A block of data
────────

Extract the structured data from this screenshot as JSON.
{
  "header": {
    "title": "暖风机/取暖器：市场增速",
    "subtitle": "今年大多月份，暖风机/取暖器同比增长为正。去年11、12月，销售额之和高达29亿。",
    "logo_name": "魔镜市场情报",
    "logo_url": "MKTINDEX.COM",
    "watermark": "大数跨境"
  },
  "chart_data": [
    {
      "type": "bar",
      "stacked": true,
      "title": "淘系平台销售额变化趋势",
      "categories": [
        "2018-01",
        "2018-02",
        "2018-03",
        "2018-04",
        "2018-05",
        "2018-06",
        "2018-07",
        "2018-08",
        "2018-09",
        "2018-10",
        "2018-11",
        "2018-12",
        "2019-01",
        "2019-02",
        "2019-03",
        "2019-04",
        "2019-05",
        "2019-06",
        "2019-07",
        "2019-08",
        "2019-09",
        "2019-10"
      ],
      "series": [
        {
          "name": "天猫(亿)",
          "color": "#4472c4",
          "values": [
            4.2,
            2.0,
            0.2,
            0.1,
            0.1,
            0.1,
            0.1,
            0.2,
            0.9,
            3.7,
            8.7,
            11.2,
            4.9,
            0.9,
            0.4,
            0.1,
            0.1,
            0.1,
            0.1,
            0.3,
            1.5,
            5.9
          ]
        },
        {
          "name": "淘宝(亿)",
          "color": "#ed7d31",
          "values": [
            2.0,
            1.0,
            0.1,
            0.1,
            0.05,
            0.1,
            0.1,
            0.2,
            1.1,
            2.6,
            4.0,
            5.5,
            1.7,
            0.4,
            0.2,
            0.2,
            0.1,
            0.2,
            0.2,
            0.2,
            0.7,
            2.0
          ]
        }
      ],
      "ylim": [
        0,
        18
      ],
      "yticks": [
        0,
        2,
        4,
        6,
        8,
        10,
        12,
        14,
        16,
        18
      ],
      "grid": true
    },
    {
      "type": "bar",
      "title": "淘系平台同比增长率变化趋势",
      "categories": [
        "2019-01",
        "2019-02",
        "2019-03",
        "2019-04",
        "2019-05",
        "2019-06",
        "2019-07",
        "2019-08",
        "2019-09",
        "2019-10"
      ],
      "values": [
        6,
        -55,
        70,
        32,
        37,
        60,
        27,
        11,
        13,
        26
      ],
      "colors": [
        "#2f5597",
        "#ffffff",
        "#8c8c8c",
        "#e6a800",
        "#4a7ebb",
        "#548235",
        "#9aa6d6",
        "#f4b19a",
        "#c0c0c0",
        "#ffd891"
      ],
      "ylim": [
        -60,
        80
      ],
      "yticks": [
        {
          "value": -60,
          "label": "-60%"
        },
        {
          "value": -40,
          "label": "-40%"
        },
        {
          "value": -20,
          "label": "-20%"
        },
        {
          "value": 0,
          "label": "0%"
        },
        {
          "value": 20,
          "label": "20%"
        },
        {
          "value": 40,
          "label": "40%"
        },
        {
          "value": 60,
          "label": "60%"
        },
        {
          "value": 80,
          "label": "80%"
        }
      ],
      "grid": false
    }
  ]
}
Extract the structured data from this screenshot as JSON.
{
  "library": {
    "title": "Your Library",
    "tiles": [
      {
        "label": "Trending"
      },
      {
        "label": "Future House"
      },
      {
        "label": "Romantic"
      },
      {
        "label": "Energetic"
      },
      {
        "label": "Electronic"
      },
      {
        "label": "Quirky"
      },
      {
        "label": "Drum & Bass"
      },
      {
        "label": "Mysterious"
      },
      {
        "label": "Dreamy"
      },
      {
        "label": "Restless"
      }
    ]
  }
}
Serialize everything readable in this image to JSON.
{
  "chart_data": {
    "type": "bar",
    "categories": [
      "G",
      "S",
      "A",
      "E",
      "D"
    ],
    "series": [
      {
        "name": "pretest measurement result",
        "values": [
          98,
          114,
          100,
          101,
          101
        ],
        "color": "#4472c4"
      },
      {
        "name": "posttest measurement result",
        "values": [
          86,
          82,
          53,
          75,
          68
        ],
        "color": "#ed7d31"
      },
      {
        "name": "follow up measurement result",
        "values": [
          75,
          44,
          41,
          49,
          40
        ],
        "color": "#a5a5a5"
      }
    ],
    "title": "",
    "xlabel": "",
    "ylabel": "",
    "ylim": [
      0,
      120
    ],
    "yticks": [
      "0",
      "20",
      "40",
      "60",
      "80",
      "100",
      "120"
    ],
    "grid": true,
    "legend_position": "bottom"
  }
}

────────

▶ **Exercise aim**: Copy exactly, word for word, the line with "Serialize everything readable" through the final line of the listing.

▶ **Correct answer**:
Serialize everything readable in this image to JSON.
{
  "chart_data": {
    "type": "bar",
    "categories": [
      "G",
      "S",
      "A",
      "E",
      "D"
    ],
    "series": [
      {
        "name": "pretest measurement result",
        "values": [
          98,
          114,
          100,
          101,
          101
        ],
        "color": "#4472c4"
      },
      {
        "name": "posttest measurement result",
        "values": [
          86,
          82,
          53,
          75,
          68
        ],
        "color": "#ed7d31"
      },
      {
        "name": "follow up measurement result",
        "values": [
          75,
          44,
          41,
          49,
          40
        ],
        "color": "#a5a5a5"
      }
    ],
    "title": "",
    "xlabel": "",
    "ylabel": "",
    "ylim": [
      0,
      120
    ],
    "yticks": [
      "0",
      "20",
      "40",
      "60",
      "80",
      "100",
      "120"
    ],
    "grid": true,
    "legend_position": "bottom"
  }
}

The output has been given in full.